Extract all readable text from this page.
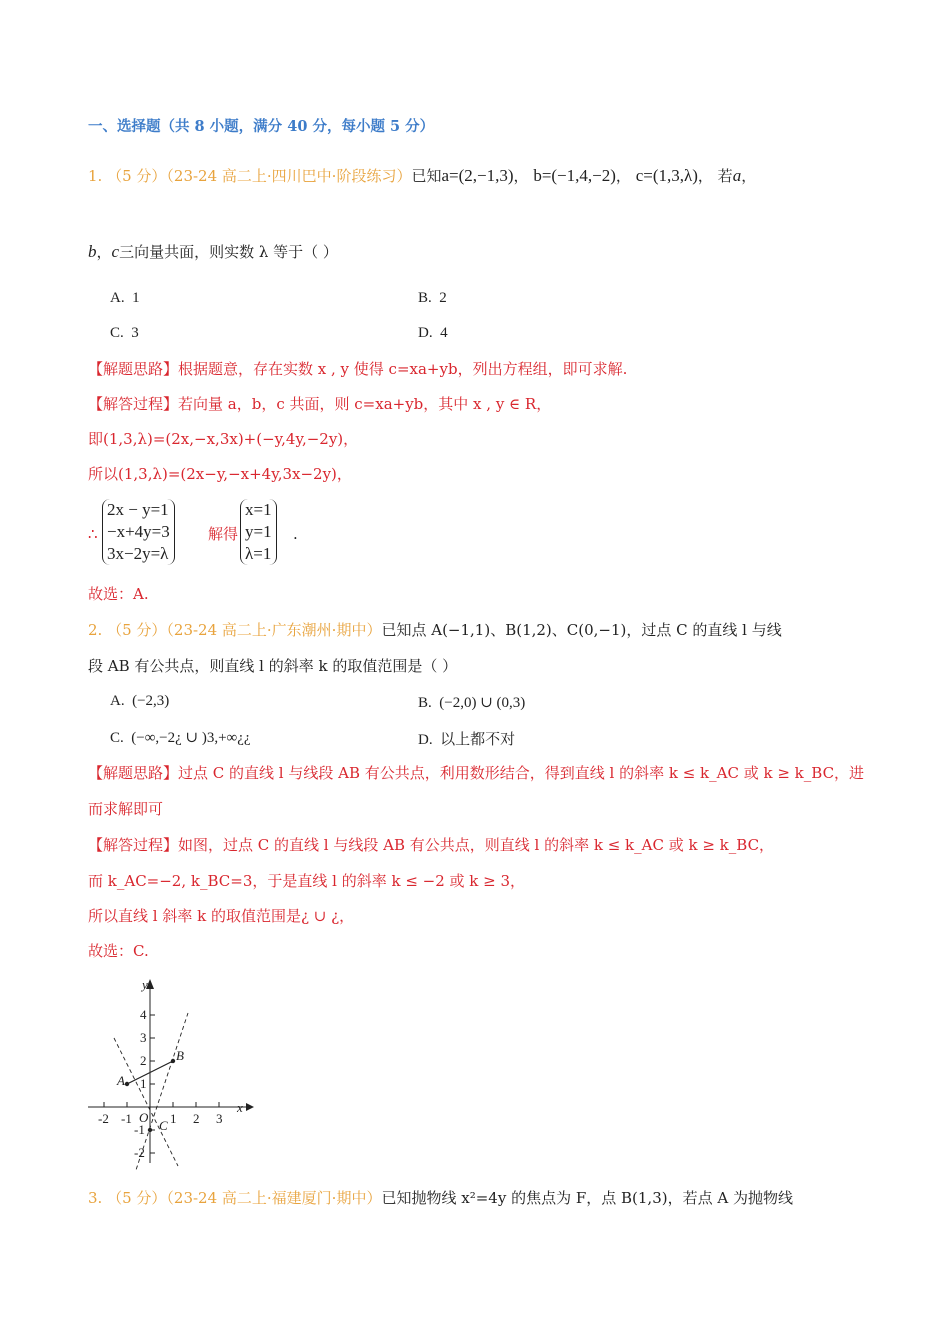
一、选择题（共 8 小题，满分 40 分，每小题 5 分）
1. （5 分）（23-24 高二上·四川巴中·阶段练习）已知a=(2,−1,3)， b=(−1,4,−2)， c=(1,3,λ)， 若a，
b，c三向量共面，则实数 λ 等于（ ）
A. 1	B. 2
C. 3	D. 4
【解题思路】根据题意，存在实数 x , y 使得 c=xa+yb，列出方程组，即可求解.
【解答过程】若向量 a，b，c 共面，则 c=xa+yb，其中 x , y ∈ R，
即(1,3,λ)=(2x,−x,3x)+(−y,4y,−2y)，
所以(1,3,λ)=(2x−y,−x+4y,3x−2y)，
∴
2x − y=1
−x+4y=3
3x−2y=λ
解得
x=1
y=1
λ=1
.
故选：A.
2. （5 分）（23-24 高二上·广东潮州·期中）已知点 A(−1,1)、B(1,2)、C(0,−1)，过点 C 的直线 l 与线
段 AB 有公共点，则直线 l 的斜率 k 的取值范围是（ ）
A. (−2,3)	B. (−2,0) ∪ (0,3)
C. (−∞,−2¿ ∪ )3,+∞¿¿	D. 以上都不对
【解题思路】过点 C 的直线 l 与线段 AB 有公共点，利用数形结合，得到直线 l 的斜率 k ≤ k_AC 或 k ≥ k_BC，进
而求解即可
【解答过程】如图，过点 C 的直线 l 与线段 AB 有公共点，则直线 l 的斜率 k ≤ k_AC 或 k ≥ k_BC，
而 k_AC=−2, k_BC=3，于是直线 l 的斜率 k ≤ −2 或 k ≥ 3，
所以直线 l 斜率 k 的取值范围是¿ ∪ ¿，
故选：C.
y
x
O
4
3
2
1
-1
-2
-2 -1	1 2 3
A
B
C
3. （5 分）（23-24 高二上·福建厦门·期中）已知抛物线 x²=4y 的焦点为 F，点 B(1,3)，若点 A 为抛物线
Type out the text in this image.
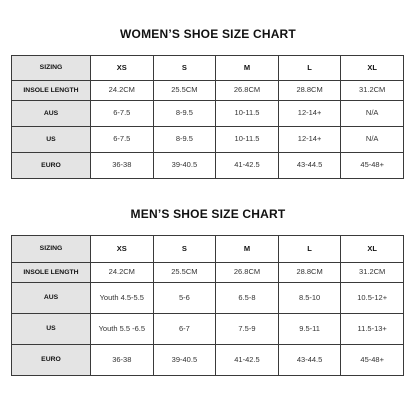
WOMEN’S SHOE SIZE CHART
SIZING	XS	S	M	L	XL
INSOLE LENGTH	24.2CM	25.5CM	26.8CM	28.8CM	31.2CM
AUS	6-7.5	8-9.5	10-11.5	12-14+	N/A
US	6-7.5	8-9.5	10-11.5	12-14+	N/A
EURO	36-38	39-40.5	41-42.5	43-44.5	45-48+
MEN’S SHOE SIZE CHART
SIZING	XS	S	M	L	XL
INSOLE LENGTH	24.2CM	25.5CM	26.8CM	28.8CM	31.2CM
AUS	Youth 4.5-5.5	5-6	6.5-8	8.5-10	10.5-12+
US	Youth 5.5 -6.5	6-7	7.5-9	9.5-11	11.5-13+
EURO	36-38	39-40.5	41-42.5	43-44.5	45-48+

*What the task requires*: Output the full set of records above without changing a word, and drop the images.

*Result below*:
Extract all readable text from this page.
一、选择题（共 8 小题，满分 40 分，每小题 5 分）
1. （5 分）（23-24 高二上·四川巴中·阶段练习）已知a=(2,−1,3)， b=(−1,4,−2)， c=(1,3,λ)， 若a，
b，c三向量共面，则实数 λ 等于（ ）
A. 1	B. 2
C. 3	D. 4
【解题思路】根据题意，存在实数 x , y 使得 c=xa+yb，列出方程组，即可求解.
【解答过程】若向量 a，b，c 共面，则 c=xa+yb，其中 x , y ∈ R，
即(1,3,λ)=(2x,−x,3x)+(−y,4y,−2y)，
所以(1,3,λ)=(2x−y,−x+4y,3x−2y)，
∴
2x − y=1
−x+4y=3
3x−2y=λ
解得
x=1
y=1
λ=1
.
故选：A.
2. （5 分）（23-24 高二上·广东潮州·期中）已知点 A(−1,1)、B(1,2)、C(0,−1)，过点 C 的直线 l 与线
段 AB 有公共点，则直线 l 的斜率 k 的取值范围是（ ）
A. (−2,3)	B. (−2,0) ∪ (0,3)
C. (−∞,−2¿ ∪ )3,+∞¿¿	D. 以上都不对
【解题思路】过点 C 的直线 l 与线段 AB 有公共点，利用数形结合，得到直线 l 的斜率 k ≤ k_AC 或 k ≥ k_BC，进
而求解即可
【解答过程】如图，过点 C 的直线 l 与线段 AB 有公共点，则直线 l 的斜率 k ≤ k_AC 或 k ≥ k_BC，
而 k_AC=−2, k_BC=3，于是直线 l 的斜率 k ≤ −2 或 k ≥ 3，
所以直线 l 斜率 k 的取值范围是¿ ∪ ¿，
故选：C.
y
x
O
4
3
2
1
-1
-2
-2 -1	1 2 3
A
B
C
3. （5 分）（23-24 高二上·福建厦门·期中）已知抛物线 x²=4y 的焦点为 F，点 B(1,3)，若点 A 为抛物线
Type out the text in this image.
WOMEN’S SHOE SIZE CHART
SIZING	XS	S	M	L	XL
INSOLE LENGTH	24.2CM	25.5CM	26.8CM	28.8CM	31.2CM
AUS	6-7.5	8-9.5	10-11.5	12-14+	N/A
US	6-7.5	8-9.5	10-11.5	12-14+	N/A
EURO	36-38	39-40.5	41-42.5	43-44.5	45-48+
MEN’S SHOE SIZE CHART
SIZING	XS	S	M	L	XL
INSOLE LENGTH	24.2CM	25.5CM	26.8CM	28.8CM	31.2CM
AUS	Youth 4.5-5.5	5-6	6.5-8	8.5-10	10.5-12+
US	Youth 5.5 -6.5	6-7	7.5-9	9.5-11	11.5-13+
EURO	36-38	39-40.5	41-42.5	43-44.5	45-48+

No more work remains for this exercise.